__Task directions__
Determine how many lines include "Saved". Give the number and nothing else.

(Stored dataset items)
──────────

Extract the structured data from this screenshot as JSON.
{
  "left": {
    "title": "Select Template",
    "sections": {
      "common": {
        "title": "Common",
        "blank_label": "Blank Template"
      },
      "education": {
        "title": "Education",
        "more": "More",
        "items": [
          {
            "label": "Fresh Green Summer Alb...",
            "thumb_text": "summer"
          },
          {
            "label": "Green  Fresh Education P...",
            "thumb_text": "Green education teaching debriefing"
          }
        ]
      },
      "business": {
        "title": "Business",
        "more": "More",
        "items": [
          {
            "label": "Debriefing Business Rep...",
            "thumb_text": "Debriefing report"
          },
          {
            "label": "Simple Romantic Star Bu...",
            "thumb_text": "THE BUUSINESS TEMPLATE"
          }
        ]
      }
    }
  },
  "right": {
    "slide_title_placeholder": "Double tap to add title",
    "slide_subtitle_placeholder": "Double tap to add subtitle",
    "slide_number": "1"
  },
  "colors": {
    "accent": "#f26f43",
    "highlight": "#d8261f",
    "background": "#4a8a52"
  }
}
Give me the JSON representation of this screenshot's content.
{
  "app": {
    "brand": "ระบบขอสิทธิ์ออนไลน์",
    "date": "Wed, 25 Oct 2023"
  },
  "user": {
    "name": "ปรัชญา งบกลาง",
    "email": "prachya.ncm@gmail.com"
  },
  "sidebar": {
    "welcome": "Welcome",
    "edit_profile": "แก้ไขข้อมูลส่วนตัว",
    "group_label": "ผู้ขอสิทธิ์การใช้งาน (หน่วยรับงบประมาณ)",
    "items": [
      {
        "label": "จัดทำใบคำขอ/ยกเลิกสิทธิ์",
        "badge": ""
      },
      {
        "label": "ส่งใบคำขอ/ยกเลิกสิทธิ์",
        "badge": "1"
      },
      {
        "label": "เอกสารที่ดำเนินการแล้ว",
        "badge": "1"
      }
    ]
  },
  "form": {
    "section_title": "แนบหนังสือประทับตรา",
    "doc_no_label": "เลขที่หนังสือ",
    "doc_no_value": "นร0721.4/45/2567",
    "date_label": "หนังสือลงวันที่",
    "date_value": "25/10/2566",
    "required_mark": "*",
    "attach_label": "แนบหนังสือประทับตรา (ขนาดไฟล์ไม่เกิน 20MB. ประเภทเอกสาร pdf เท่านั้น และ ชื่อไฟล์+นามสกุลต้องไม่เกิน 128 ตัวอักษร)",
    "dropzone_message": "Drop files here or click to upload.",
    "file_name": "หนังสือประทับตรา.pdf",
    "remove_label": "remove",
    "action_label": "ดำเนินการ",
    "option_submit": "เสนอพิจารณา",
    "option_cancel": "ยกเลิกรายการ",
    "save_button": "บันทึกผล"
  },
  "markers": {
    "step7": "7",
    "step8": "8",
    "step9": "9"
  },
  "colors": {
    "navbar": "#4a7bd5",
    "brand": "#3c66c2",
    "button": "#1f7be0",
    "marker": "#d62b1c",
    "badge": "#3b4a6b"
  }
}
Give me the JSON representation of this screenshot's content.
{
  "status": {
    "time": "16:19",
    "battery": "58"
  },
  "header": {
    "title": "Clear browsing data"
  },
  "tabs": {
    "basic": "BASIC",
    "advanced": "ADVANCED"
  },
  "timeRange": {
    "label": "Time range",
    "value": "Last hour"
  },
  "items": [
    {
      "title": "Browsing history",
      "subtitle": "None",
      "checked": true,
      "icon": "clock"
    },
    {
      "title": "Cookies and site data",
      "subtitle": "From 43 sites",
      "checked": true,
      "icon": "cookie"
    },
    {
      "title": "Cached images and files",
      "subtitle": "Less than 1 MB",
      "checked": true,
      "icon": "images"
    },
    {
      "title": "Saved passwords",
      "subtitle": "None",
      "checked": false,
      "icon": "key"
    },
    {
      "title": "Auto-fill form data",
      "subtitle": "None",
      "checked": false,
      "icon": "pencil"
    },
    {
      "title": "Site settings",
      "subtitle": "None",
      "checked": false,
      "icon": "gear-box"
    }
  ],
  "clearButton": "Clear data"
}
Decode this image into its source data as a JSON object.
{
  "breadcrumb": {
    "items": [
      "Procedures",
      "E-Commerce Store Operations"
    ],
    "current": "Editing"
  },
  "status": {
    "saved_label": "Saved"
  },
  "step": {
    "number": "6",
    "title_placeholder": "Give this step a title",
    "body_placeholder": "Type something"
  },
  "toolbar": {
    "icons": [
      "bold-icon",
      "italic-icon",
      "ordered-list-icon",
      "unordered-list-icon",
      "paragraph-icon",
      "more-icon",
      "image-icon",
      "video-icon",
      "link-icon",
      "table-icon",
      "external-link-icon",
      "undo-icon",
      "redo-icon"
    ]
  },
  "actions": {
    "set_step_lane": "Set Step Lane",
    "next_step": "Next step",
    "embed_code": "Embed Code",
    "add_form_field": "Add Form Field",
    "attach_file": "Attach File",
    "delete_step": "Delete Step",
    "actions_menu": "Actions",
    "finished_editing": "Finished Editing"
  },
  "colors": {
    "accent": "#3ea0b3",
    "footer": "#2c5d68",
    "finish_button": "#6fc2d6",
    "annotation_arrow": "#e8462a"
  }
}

──────────

__Written answer__
2